From the entries below, please gather each line containing the string "this".

▸ **Material provided**:
--*--
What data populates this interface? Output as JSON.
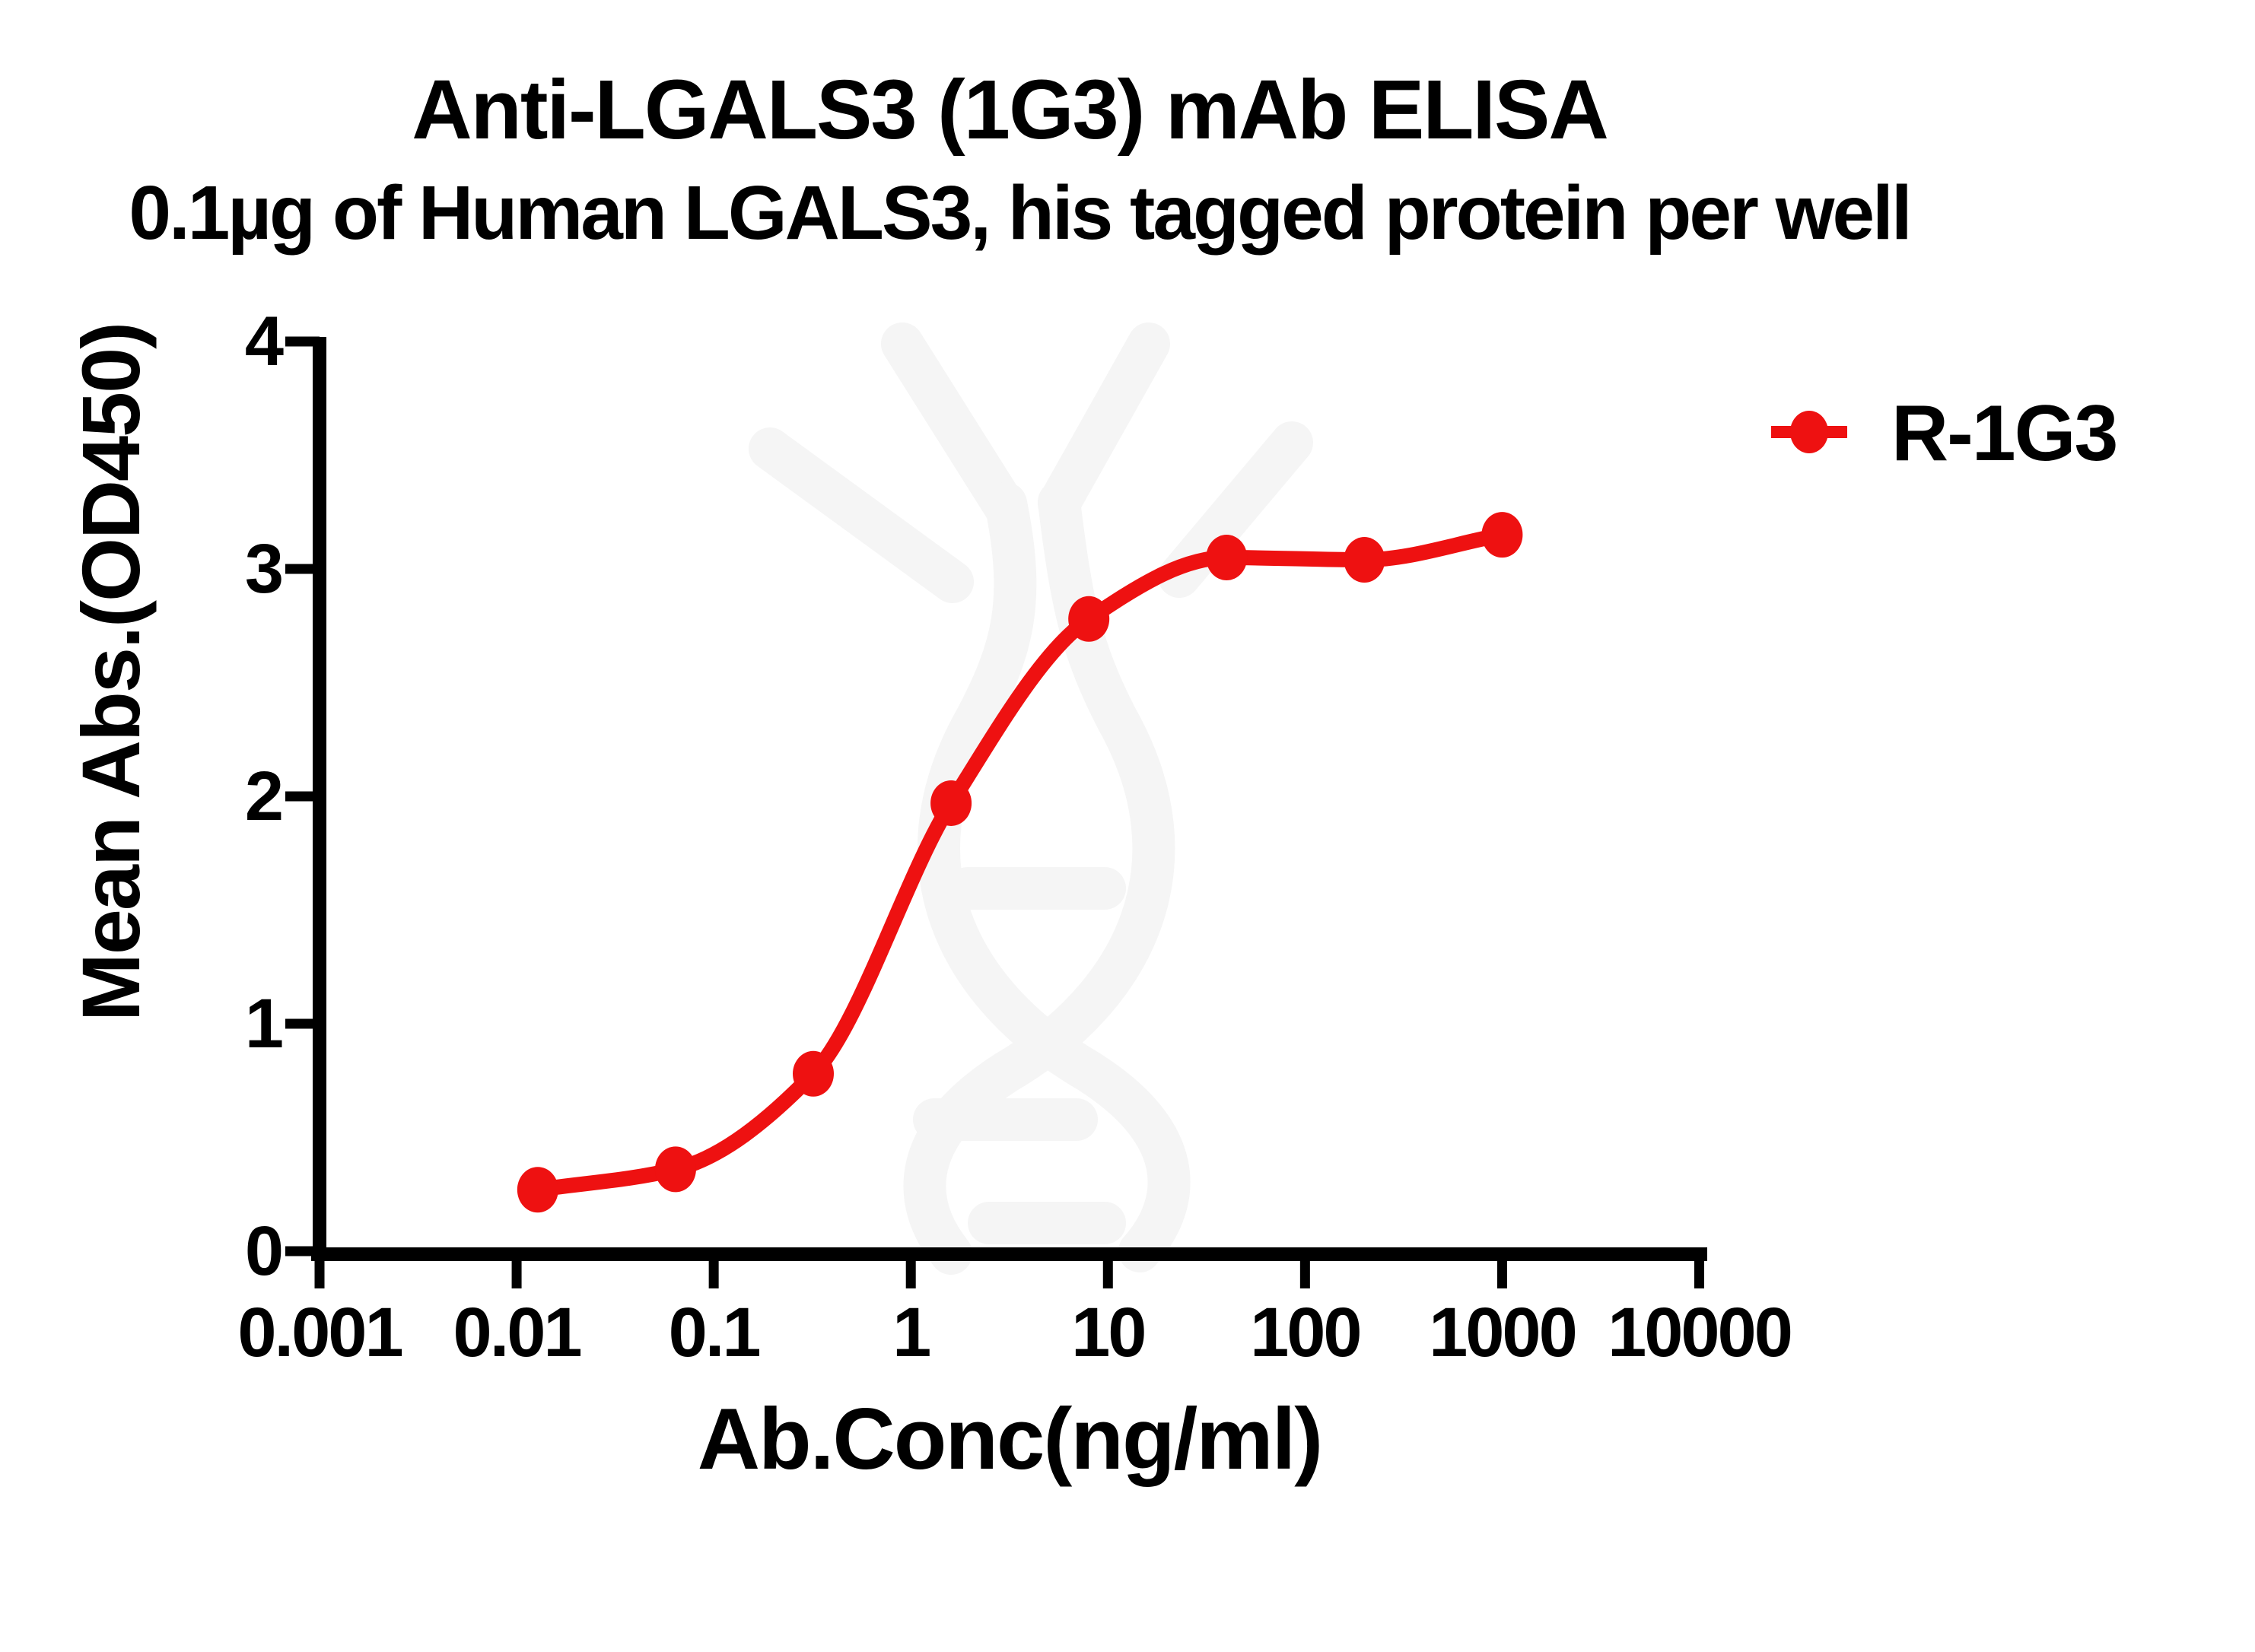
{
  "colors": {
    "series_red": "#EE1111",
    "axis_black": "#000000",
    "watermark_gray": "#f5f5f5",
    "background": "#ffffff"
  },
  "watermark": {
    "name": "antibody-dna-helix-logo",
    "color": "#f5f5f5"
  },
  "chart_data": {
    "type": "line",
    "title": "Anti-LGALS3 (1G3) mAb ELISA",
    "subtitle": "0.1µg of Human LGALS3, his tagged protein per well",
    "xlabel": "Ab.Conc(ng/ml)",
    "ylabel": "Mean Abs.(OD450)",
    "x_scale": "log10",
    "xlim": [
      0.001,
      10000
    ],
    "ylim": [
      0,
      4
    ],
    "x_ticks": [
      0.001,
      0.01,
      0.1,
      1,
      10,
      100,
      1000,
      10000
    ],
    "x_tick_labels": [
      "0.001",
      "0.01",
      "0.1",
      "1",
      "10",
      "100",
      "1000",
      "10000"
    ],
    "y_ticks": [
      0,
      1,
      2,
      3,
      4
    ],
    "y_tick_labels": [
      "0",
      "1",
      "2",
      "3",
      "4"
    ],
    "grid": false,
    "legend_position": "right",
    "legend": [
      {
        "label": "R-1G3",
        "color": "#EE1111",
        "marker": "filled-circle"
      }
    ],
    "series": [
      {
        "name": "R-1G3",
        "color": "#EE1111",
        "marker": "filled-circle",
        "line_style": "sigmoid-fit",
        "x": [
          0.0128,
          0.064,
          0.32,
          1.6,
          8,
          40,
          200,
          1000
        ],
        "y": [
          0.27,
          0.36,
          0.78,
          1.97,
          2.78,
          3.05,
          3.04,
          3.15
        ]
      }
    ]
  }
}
--*--
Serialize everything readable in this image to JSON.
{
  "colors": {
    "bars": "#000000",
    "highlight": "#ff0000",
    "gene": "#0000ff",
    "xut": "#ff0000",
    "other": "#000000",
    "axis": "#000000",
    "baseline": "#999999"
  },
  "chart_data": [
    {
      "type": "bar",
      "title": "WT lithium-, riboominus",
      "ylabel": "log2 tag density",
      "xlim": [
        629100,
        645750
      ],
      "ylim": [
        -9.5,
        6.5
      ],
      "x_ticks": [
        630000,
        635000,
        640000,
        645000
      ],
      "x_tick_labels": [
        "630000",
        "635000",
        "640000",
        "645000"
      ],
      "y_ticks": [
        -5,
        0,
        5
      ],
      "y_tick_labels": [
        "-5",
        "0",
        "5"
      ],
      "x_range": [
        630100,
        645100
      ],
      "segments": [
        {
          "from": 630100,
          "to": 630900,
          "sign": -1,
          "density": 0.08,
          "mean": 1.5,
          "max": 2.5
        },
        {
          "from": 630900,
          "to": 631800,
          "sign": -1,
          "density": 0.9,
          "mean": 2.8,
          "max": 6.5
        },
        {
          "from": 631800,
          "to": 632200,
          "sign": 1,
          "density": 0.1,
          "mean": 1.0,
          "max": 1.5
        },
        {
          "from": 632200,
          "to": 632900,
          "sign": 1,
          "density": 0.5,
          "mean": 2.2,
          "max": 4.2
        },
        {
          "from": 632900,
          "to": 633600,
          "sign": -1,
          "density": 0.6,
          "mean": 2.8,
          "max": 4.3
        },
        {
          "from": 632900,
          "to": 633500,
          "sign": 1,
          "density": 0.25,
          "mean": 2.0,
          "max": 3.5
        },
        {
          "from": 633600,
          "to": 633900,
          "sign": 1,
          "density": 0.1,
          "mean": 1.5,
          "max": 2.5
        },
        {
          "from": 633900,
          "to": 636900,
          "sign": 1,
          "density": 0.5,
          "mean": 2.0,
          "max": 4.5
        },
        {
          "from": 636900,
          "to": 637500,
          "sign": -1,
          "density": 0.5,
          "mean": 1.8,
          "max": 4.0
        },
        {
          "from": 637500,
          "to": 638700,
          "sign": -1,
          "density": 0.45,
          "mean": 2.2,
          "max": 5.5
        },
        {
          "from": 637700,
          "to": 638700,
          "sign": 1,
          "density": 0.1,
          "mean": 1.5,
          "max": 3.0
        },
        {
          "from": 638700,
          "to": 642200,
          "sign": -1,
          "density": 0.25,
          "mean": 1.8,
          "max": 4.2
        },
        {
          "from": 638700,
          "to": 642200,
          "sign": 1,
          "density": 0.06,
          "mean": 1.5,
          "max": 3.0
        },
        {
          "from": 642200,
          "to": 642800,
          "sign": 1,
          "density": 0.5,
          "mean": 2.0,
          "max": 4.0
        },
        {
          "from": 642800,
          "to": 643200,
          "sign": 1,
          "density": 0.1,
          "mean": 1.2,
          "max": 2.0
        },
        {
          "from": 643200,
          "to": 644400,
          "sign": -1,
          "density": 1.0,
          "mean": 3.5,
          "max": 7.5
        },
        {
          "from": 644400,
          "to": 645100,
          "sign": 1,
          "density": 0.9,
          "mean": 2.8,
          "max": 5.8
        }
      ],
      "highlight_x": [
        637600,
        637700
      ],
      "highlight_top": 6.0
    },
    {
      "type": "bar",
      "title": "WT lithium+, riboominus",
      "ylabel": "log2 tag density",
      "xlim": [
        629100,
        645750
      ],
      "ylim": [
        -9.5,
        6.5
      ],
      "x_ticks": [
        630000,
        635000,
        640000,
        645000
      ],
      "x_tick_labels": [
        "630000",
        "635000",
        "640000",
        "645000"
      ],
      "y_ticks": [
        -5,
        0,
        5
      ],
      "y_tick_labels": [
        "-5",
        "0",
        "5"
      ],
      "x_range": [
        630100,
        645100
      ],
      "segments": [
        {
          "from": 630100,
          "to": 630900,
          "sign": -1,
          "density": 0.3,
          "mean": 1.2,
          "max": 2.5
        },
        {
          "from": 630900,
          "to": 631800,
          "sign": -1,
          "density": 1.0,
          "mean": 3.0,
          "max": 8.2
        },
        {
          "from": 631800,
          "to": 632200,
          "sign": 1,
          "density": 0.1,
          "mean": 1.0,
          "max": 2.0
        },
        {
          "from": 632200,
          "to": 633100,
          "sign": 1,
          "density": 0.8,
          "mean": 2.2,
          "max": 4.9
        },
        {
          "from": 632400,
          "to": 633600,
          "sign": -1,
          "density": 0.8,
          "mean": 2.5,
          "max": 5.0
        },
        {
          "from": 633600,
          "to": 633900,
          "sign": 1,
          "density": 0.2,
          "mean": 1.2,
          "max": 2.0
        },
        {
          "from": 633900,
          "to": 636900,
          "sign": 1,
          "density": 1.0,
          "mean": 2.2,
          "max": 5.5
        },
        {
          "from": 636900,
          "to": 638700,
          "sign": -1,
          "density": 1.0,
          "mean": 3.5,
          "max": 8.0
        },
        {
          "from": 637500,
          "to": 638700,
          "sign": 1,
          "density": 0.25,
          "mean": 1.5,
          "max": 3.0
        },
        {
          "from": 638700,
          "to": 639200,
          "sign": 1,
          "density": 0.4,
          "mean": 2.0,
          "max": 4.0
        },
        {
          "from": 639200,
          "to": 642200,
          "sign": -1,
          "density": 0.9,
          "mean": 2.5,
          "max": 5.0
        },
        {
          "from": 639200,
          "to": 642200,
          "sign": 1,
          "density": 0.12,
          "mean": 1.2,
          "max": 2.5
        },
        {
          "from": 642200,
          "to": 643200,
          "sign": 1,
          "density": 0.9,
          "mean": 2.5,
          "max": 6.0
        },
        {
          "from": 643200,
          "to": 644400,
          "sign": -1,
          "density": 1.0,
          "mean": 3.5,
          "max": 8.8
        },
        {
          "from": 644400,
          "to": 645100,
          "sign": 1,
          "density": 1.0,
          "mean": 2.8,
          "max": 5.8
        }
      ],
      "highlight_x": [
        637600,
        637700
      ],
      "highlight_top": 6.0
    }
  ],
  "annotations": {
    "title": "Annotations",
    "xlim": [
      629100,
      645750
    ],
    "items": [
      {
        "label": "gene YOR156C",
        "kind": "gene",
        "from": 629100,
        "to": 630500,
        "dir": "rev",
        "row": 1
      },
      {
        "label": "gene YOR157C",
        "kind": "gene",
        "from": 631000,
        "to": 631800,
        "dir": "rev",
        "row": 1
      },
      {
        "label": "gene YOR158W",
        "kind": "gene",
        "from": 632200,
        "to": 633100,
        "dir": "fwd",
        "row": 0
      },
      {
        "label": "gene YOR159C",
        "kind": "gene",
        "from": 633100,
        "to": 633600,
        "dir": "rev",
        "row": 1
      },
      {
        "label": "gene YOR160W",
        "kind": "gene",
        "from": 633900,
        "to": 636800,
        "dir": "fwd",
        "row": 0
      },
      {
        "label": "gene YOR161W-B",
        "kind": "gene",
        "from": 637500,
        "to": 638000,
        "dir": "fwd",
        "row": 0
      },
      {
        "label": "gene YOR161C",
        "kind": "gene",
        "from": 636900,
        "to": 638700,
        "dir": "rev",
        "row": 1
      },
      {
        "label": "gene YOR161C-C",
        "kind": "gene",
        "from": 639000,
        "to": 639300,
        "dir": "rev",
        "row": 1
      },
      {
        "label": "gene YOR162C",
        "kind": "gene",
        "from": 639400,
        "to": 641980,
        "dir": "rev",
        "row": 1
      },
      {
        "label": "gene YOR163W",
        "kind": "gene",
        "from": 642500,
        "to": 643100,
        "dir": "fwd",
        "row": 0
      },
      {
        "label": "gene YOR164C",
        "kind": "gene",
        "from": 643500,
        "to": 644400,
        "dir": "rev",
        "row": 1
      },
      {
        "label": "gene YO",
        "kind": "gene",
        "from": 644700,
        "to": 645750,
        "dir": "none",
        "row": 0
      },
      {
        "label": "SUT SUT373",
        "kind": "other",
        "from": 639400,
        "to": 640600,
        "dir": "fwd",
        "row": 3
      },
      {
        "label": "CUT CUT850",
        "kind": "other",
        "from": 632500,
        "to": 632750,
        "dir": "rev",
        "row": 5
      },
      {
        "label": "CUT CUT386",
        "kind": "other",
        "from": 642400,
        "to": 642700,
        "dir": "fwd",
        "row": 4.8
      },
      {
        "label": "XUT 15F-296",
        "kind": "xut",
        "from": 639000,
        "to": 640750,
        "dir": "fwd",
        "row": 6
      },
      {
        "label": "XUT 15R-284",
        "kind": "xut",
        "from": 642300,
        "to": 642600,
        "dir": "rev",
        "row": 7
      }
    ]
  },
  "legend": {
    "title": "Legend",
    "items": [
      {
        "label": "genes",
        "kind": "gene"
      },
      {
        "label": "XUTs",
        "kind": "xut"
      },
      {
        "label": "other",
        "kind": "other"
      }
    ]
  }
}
--*--
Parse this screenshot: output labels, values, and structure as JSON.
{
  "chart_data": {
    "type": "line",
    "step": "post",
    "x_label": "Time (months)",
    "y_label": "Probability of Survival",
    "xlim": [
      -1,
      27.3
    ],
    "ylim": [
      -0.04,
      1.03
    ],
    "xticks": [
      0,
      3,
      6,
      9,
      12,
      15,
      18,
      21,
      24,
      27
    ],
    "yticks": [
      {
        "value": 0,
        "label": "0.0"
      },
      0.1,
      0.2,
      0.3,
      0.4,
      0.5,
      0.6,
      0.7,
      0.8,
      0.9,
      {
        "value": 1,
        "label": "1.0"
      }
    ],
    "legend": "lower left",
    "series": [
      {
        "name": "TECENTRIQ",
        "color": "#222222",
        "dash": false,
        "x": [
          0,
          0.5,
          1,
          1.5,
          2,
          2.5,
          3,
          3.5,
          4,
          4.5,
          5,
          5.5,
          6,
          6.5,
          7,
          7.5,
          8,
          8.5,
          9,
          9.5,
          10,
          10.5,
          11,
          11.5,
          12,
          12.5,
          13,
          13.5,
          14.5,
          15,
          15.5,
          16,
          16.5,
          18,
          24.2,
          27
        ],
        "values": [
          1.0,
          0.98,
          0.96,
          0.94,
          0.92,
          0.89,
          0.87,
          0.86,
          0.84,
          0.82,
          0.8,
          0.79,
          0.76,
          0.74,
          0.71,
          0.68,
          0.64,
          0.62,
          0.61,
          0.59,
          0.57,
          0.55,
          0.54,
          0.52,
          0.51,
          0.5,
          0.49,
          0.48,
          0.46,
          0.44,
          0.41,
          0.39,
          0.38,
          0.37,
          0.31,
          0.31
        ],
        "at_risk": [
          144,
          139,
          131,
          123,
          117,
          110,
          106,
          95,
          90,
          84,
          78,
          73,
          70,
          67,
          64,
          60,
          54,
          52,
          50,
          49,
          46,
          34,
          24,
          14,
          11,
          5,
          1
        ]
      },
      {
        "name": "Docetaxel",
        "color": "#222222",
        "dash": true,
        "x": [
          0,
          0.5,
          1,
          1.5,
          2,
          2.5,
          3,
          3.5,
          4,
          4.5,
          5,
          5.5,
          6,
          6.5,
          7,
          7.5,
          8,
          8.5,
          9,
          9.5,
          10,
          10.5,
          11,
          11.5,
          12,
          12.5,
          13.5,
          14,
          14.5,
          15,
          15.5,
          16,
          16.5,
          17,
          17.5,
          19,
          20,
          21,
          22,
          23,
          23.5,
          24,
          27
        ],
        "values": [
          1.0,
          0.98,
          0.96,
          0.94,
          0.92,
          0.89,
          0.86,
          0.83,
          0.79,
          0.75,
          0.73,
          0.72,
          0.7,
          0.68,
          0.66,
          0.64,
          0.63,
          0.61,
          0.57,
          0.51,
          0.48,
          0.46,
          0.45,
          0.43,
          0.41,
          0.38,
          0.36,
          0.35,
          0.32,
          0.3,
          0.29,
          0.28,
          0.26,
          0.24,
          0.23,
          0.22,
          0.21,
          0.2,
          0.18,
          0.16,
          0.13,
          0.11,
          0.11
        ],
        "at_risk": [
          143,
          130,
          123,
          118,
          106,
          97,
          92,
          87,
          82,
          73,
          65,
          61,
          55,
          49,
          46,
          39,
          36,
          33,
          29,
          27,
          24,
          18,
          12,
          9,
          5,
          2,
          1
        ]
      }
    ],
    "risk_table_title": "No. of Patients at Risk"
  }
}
--*--
▸ **Written response**:
What data populates this interface? Output as JSON.
Serialize everything readable in this image to JSON.
Parse this screenshot: output labels, values, and structure as JSON.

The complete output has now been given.